[SHORT PROBLEM]: Transcribe all the entries word for word, omitting any pictures they contain.

[AVAILABLE DATA]:
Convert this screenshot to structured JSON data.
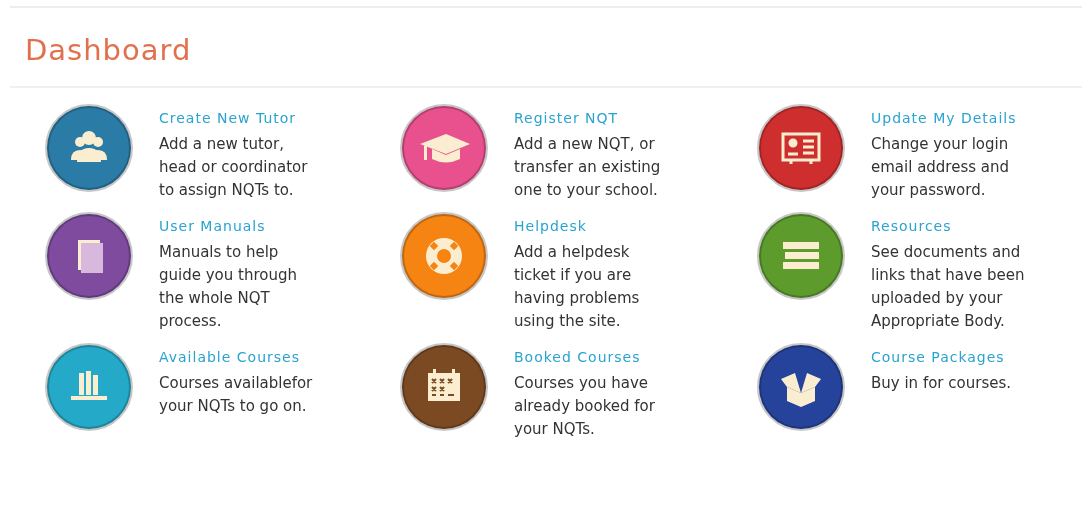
{
  "title": "Dashboard",
  "items": [
    {
      "title": "Create New Tutor",
      "description": "Add a new tutor,\nhead or coordinator\nto assign NQTs to.",
      "kind": "people",
      "color": "#2a7ba6"
    },
    {
      "title": "Register NQT",
      "description": "Add a new NQT, or\ntransfer an existing\none to your school.",
      "kind": "cap",
      "color": "#e8508e"
    },
    {
      "title": "Update My Details",
      "description": "Change your login\nemail address and\nyour password.",
      "kind": "card",
      "color": "#cf2e2e"
    },
    {
      "title": "User Manuals",
      "description": "Manuals to help\nguide you through\nthe whole NQT\nprocess.",
      "kind": "book",
      "color": "#7e4b9f"
    },
    {
      "title": "Helpdesk",
      "description": "Add a helpdesk\nticket if you are\nhaving problems\nusing the site.",
      "kind": "lifebuoy",
      "color": "#f58413"
    },
    {
      "title": "Resources",
      "description": "See documents and\nlinks that have been\nuploaded by your\nAppropriate Body.",
      "kind": "stack",
      "color": "#5c9b2c"
    },
    {
      "title": "Available Courses",
      "description": "Courses availablefor\nyour NQTs to go on.",
      "kind": "shelf",
      "color": "#25a9c8"
    },
    {
      "title": "Booked Courses",
      "description": "Courses you have\nalready booked for\nyour NQTs.",
      "kind": "calendar",
      "color": "#7b4a22"
    },
    {
      "title": "Course Packages",
      "description": "Buy in for courses.",
      "kind": "box",
      "color": "#26439c"
    }
  ]
}
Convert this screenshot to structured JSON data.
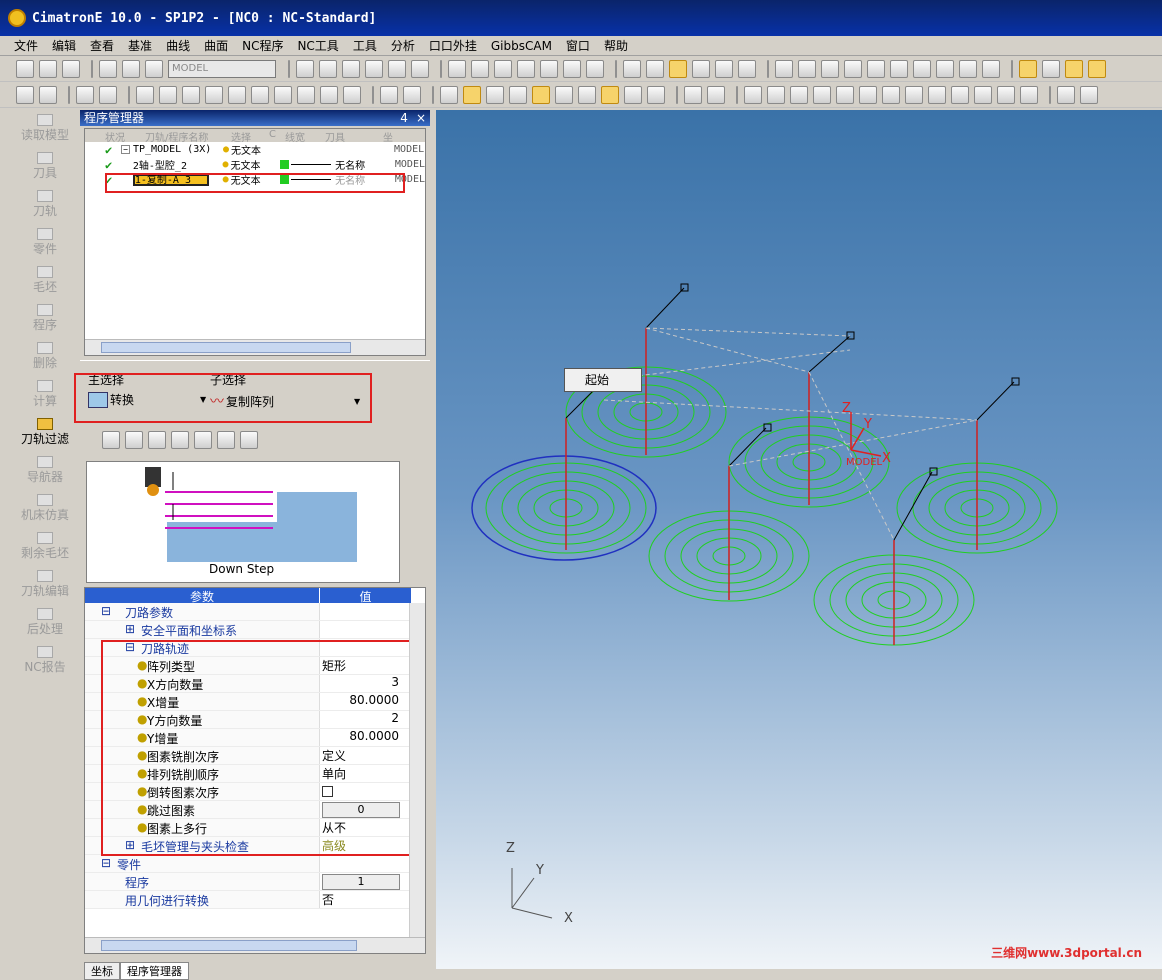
{
  "window": {
    "title": "CimatronE 10.0 - SP1P2 - [NC0 : NC-Standard]"
  },
  "menu": [
    "文件",
    "编辑",
    "查看",
    "基准",
    "曲线",
    "曲面",
    "NC程序",
    "NC工具",
    "工具",
    "分析",
    "口口外挂",
    "GibbsCAM",
    "窗口",
    "帮助"
  ],
  "toolbar": {
    "model_combo": "MODEL"
  },
  "sidebar": {
    "items": [
      "读取模型",
      "刀具",
      "刀轨",
      "零件",
      "毛坯",
      "程序",
      "删除",
      "计算",
      "刀轨过滤",
      "导航器",
      "机床仿真",
      "剩余毛坯",
      "刀轨编辑",
      "后处理",
      "NC报告"
    ],
    "active_index": 8
  },
  "program_manager": {
    "title": "程序管理器",
    "pin": "4",
    "close": "×",
    "columns": [
      "状况",
      "刀轨/程序名称",
      "选择",
      "C",
      "线宽",
      "刀具",
      "坐"
    ],
    "rows": [
      {
        "name": "TP_MODEL (3X)",
        "text": "无文本",
        "tool": "",
        "model": "MODEL"
      },
      {
        "name": "2轴-型腔_2",
        "text": "无文本",
        "tool": "无名称",
        "model": "MODEL"
      },
      {
        "name": "1-复制-A_3",
        "text": "无文本",
        "tool": "无名称",
        "model": "MODEL"
      }
    ]
  },
  "selection": {
    "main_label": "主选择",
    "sub_label": "子选择",
    "main_value": "转换",
    "sub_value": "复制阵列"
  },
  "preview": {
    "caption": "Down Step"
  },
  "params": {
    "header": {
      "col1": "参数",
      "col2": "值"
    },
    "rows": [
      {
        "label": "刀路参数",
        "value": "",
        "indent": 0
      },
      {
        "label": "安全平面和坐标系",
        "value": "",
        "indent": 1
      },
      {
        "label": "刀路轨迹",
        "value": "",
        "indent": 1
      },
      {
        "label": "阵列类型",
        "value": "矩形",
        "indent": 2
      },
      {
        "label": "X方向数量",
        "value": "3",
        "indent": 2
      },
      {
        "label": "X增量",
        "value": "80.0000",
        "indent": 2
      },
      {
        "label": "Y方向数量",
        "value": "2",
        "indent": 2
      },
      {
        "label": "Y增量",
        "value": "80.0000",
        "indent": 2
      },
      {
        "label": "图素铣削次序",
        "value": "定义",
        "indent": 2
      },
      {
        "label": "排列铣削顺序",
        "value": "单向",
        "indent": 2
      },
      {
        "label": "倒转图素次序",
        "value": "",
        "indent": 2
      },
      {
        "label": "跳过图素",
        "value": "0",
        "indent": 2
      },
      {
        "label": "图素上多行",
        "value": "从不",
        "indent": 2
      },
      {
        "label": "毛坯管理与夹头检查",
        "value": "高级",
        "indent": 1
      },
      {
        "label": "零件",
        "value": "",
        "indent": 0
      },
      {
        "label": "程序",
        "value": "1",
        "indent": 1
      },
      {
        "label": "用几何进行转换",
        "value": "否",
        "indent": 1
      }
    ]
  },
  "bottom_tabs": [
    "坐标",
    "程序管理器"
  ],
  "viewport": {
    "start_label": "起始",
    "axis_z": "Z",
    "axis_y": "Y",
    "axis_x": "X",
    "model_label": "MODEL",
    "watermark": "三维网www.3dportal.cn"
  }
}
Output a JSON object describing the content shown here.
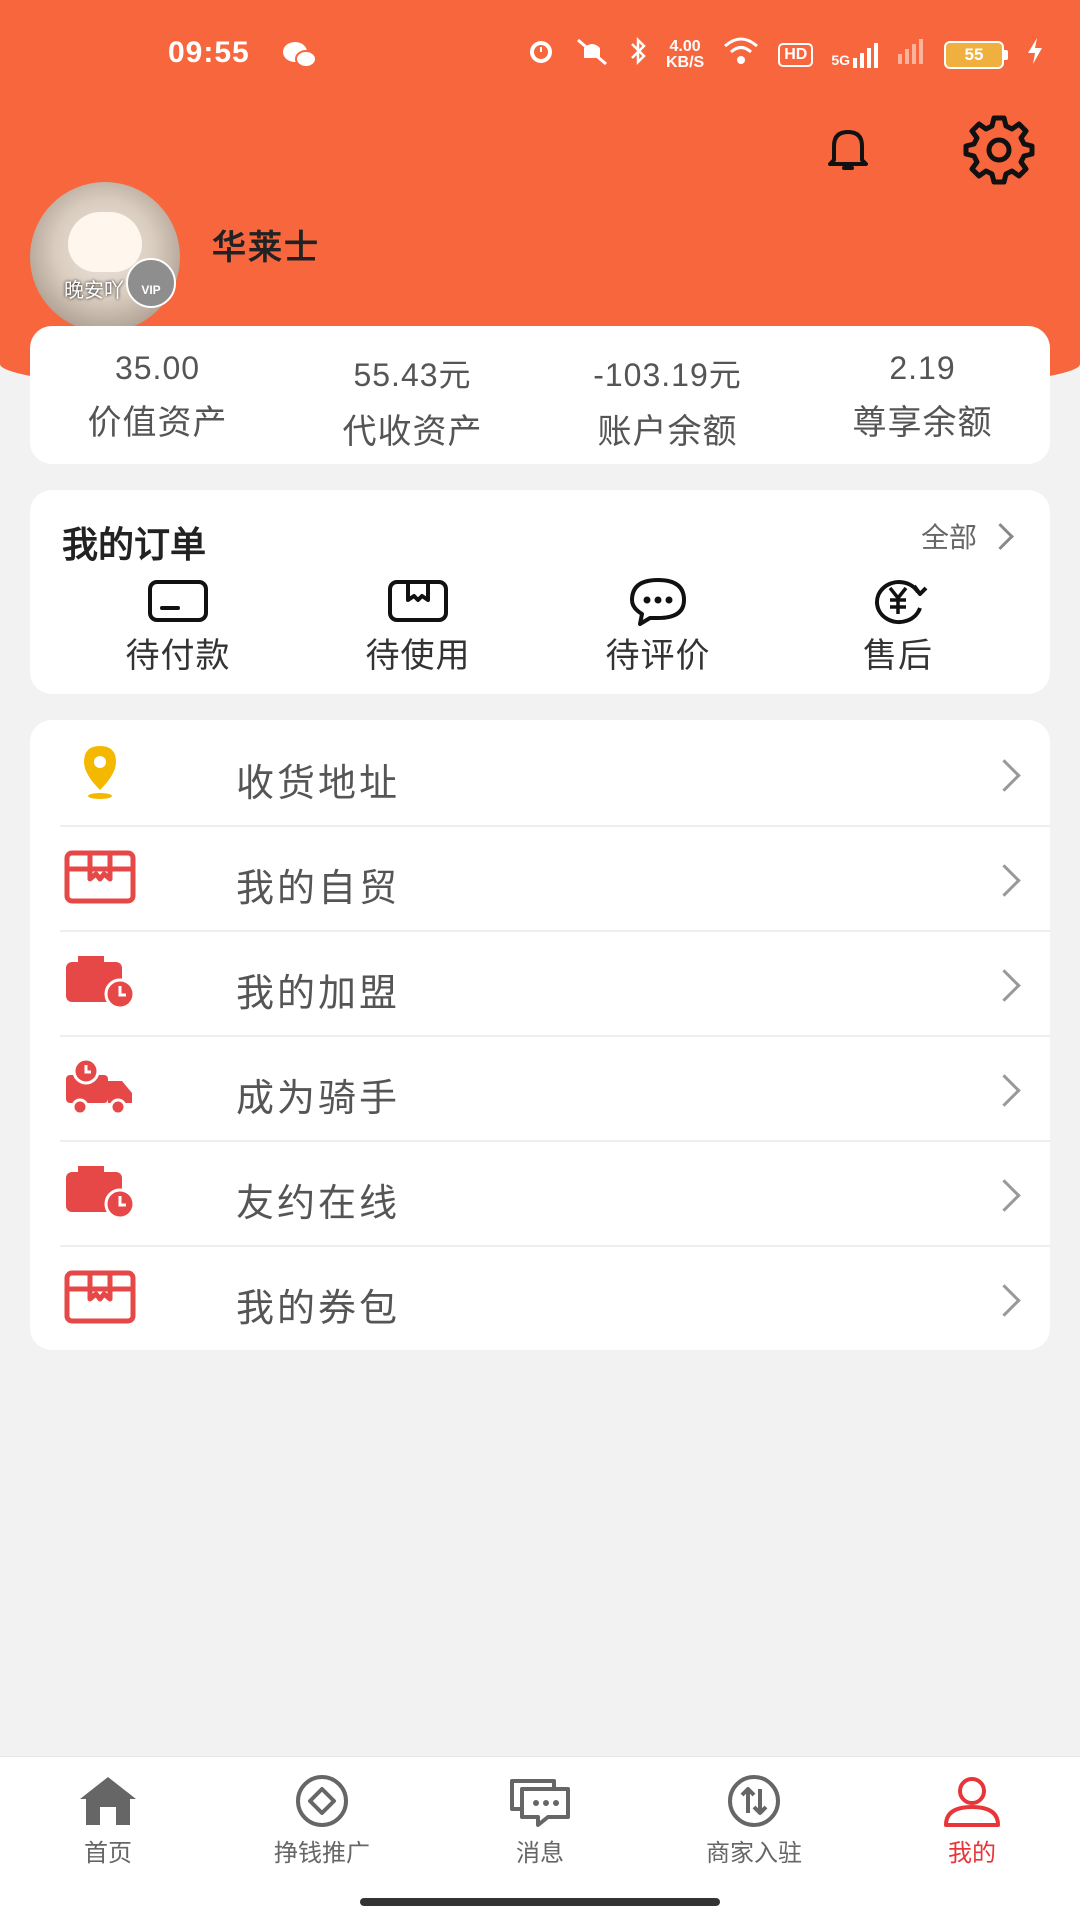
{
  "status_bar": {
    "time": "09:55",
    "net_speed_value": "4.00",
    "net_speed_unit": "KB/S",
    "hd_label": "HD",
    "signal_label": "5G",
    "battery": "55"
  },
  "profile": {
    "name": "华莱士",
    "avatar_caption": "晚安吖",
    "vip_label": "VIP"
  },
  "assets": [
    {
      "value": "35.00",
      "label": "价值资产"
    },
    {
      "value": "55.43元",
      "label": "代收资产"
    },
    {
      "value": "-103.19元",
      "label": "账户余额"
    },
    {
      "value": "2.19",
      "label": "尊享余额"
    }
  ],
  "orders": {
    "title": "我的订单",
    "all_label": "全部",
    "items": [
      {
        "label": "待付款",
        "icon": "wallet-icon"
      },
      {
        "label": "待使用",
        "icon": "box-icon"
      },
      {
        "label": "待评价",
        "icon": "chat-bubble-icon"
      },
      {
        "label": "售后",
        "icon": "yuan-refund-icon"
      }
    ]
  },
  "menu": [
    {
      "label": "收货地址",
      "icon": "location-pin-icon"
    },
    {
      "label": "我的自贸",
      "icon": "box-icon"
    },
    {
      "label": "我的加盟",
      "icon": "wallet-clock-icon"
    },
    {
      "label": "成为骑手",
      "icon": "delivery-truck-icon"
    },
    {
      "label": "友约在线",
      "icon": "wallet-clock-icon"
    },
    {
      "label": "我的券包",
      "icon": "box-icon"
    }
  ],
  "bottom_nav": [
    {
      "label": "首页",
      "icon": "home-icon",
      "active": false
    },
    {
      "label": "挣钱推广",
      "icon": "diamond-icon",
      "active": false
    },
    {
      "label": "消息",
      "icon": "message-icon",
      "active": false
    },
    {
      "label": "商家入驻",
      "icon": "merchant-icon",
      "active": false
    },
    {
      "label": "我的",
      "icon": "user-icon",
      "active": true
    }
  ],
  "colors": {
    "header": "#f7663d",
    "accent_red": "#e8353a",
    "pin_yellow": "#f5b800",
    "background": "#f2f2f2"
  }
}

[FULL RESPONSE]:
Convert this screenshot to structured JSON data.
{
  "title": "Dashboard",
  "items": [
    {
      "title": "Create New Tutor",
      "description": "Add a new tutor,\nhead or coordinator\nto assign NQTs to.",
      "kind": "people",
      "color": "#2a7ba6"
    },
    {
      "title": "Register NQT",
      "description": "Add a new NQT, or\ntransfer an existing\none to your school.",
      "kind": "cap",
      "color": "#e8508e"
    },
    {
      "title": "Update My Details",
      "description": "Change your login\nemail address and\nyour password.",
      "kind": "card",
      "color": "#cf2e2e"
    },
    {
      "title": "User Manuals",
      "description": "Manuals to help\nguide you through\nthe whole NQT\nprocess.",
      "kind": "book",
      "color": "#7e4b9f"
    },
    {
      "title": "Helpdesk",
      "description": "Add a helpdesk\nticket if you are\nhaving problems\nusing the site.",
      "kind": "lifebuoy",
      "color": "#f58413"
    },
    {
      "title": "Resources",
      "description": "See documents and\nlinks that have been\nuploaded by your\nAppropriate Body.",
      "kind": "stack",
      "color": "#5c9b2c"
    },
    {
      "title": "Available Courses",
      "description": "Courses availablefor\nyour NQTs to go on.",
      "kind": "shelf",
      "color": "#25a9c8"
    },
    {
      "title": "Booked Courses",
      "description": "Courses you have\nalready booked for\nyour NQTs.",
      "kind": "calendar",
      "color": "#7b4a22"
    },
    {
      "title": "Course Packages",
      "description": "Buy in for courses.",
      "kind": "box",
      "color": "#26439c"
    }
  ]
}
Convert this screenshot to structured JSON data.
{
  "window": {
    "title": "CimatronE 10.0 - SP1P2 - [NC0 : NC-Standard]"
  },
  "menu": [
    "文件",
    "编辑",
    "查看",
    "基准",
    "曲线",
    "曲面",
    "NC程序",
    "NC工具",
    "工具",
    "分析",
    "口口外挂",
    "GibbsCAM",
    "窗口",
    "帮助"
  ],
  "toolbar": {
    "model_combo": "MODEL"
  },
  "sidebar": {
    "items": [
      "读取模型",
      "刀具",
      "刀轨",
      "零件",
      "毛坯",
      "程序",
      "删除",
      "计算",
      "刀轨过滤",
      "导航器",
      "机床仿真",
      "剩余毛坯",
      "刀轨编辑",
      "后处理",
      "NC报告"
    ],
    "active_index": 8
  },
  "program_manager": {
    "title": "程序管理器",
    "pin": "4",
    "close": "×",
    "columns": [
      "状况",
      "刀轨/程序名称",
      "选择",
      "C",
      "线宽",
      "刀具",
      "坐"
    ],
    "rows": [
      {
        "name": "TP_MODEL (3X)",
        "text": "无文本",
        "tool": "",
        "model": "MODEL"
      },
      {
        "name": "2轴-型腔_2",
        "text": "无文本",
        "tool": "无名称",
        "model": "MODEL"
      },
      {
        "name": "1-复制-A_3",
        "text": "无文本",
        "tool": "无名称",
        "model": "MODEL"
      }
    ]
  },
  "selection": {
    "main_label": "主选择",
    "sub_label": "子选择",
    "main_value": "转换",
    "sub_value": "复制阵列"
  },
  "preview": {
    "caption": "Down Step"
  },
  "params": {
    "header": {
      "col1": "参数",
      "col2": "值"
    },
    "rows": [
      {
        "label": "刀路参数",
        "value": "",
        "indent": 0
      },
      {
        "label": "安全平面和坐标系",
        "value": "",
        "indent": 1
      },
      {
        "label": "刀路轨迹",
        "value": "",
        "indent": 1
      },
      {
        "label": "阵列类型",
        "value": "矩形",
        "indent": 2
      },
      {
        "label": "X方向数量",
        "value": "3",
        "indent": 2
      },
      {
        "label": "X增量",
        "value": "80.0000",
        "indent": 2
      },
      {
        "label": "Y方向数量",
        "value": "2",
        "indent": 2
      },
      {
        "label": "Y增量",
        "value": "80.0000",
        "indent": 2
      },
      {
        "label": "图素铣削次序",
        "value": "定义",
        "indent": 2
      },
      {
        "label": "排列铣削顺序",
        "value": "单向",
        "indent": 2
      },
      {
        "label": "倒转图素次序",
        "value": "",
        "indent": 2
      },
      {
        "label": "跳过图素",
        "value": "0",
        "indent": 2
      },
      {
        "label": "图素上多行",
        "value": "从不",
        "indent": 2
      },
      {
        "label": "毛坯管理与夹头检查",
        "value": "高级",
        "indent": 1
      },
      {
        "label": "零件",
        "value": "",
        "indent": 0
      },
      {
        "label": "程序",
        "value": "1",
        "indent": 1
      },
      {
        "label": "用几何进行转换",
        "value": "否",
        "indent": 1
      }
    ]
  },
  "bottom_tabs": [
    "坐标",
    "程序管理器"
  ],
  "viewport": {
    "start_label": "起始",
    "axis_z": "Z",
    "axis_y": "Y",
    "axis_x": "X",
    "model_label": "MODEL",
    "watermark": "三维网www.3dportal.cn"
  }
}
Output a JSON object describing the content shown here.
{
  "status_bar": {
    "time": "09:55",
    "net_speed_value": "4.00",
    "net_speed_unit": "KB/S",
    "hd_label": "HD",
    "signal_label": "5G",
    "battery": "55"
  },
  "profile": {
    "name": "华莱士",
    "avatar_caption": "晚安吖",
    "vip_label": "VIP"
  },
  "assets": [
    {
      "value": "35.00",
      "label": "价值资产"
    },
    {
      "value": "55.43元",
      "label": "代收资产"
    },
    {
      "value": "-103.19元",
      "label": "账户余额"
    },
    {
      "value": "2.19",
      "label": "尊享余额"
    }
  ],
  "orders": {
    "title": "我的订单",
    "all_label": "全部",
    "items": [
      {
        "label": "待付款",
        "icon": "wallet-icon"
      },
      {
        "label": "待使用",
        "icon": "box-icon"
      },
      {
        "label": "待评价",
        "icon": "chat-bubble-icon"
      },
      {
        "label": "售后",
        "icon": "yuan-refund-icon"
      }
    ]
  },
  "menu": [
    {
      "label": "收货地址",
      "icon": "location-pin-icon"
    },
    {
      "label": "我的自贸",
      "icon": "box-icon"
    },
    {
      "label": "我的加盟",
      "icon": "wallet-clock-icon"
    },
    {
      "label": "成为骑手",
      "icon": "delivery-truck-icon"
    },
    {
      "label": "友约在线",
      "icon": "wallet-clock-icon"
    },
    {
      "label": "我的券包",
      "icon": "box-icon"
    }
  ],
  "bottom_nav": [
    {
      "label": "首页",
      "icon": "home-icon",
      "active": false
    },
    {
      "label": "挣钱推广",
      "icon": "diamond-icon",
      "active": false
    },
    {
      "label": "消息",
      "icon": "message-icon",
      "active": false
    },
    {
      "label": "商家入驻",
      "icon": "merchant-icon",
      "active": false
    },
    {
      "label": "我的",
      "icon": "user-icon",
      "active": true
    }
  ],
  "colors": {
    "header": "#f7663d",
    "accent_red": "#e8353a",
    "pin_yellow": "#f5b800",
    "background": "#f2f2f2"
  }
}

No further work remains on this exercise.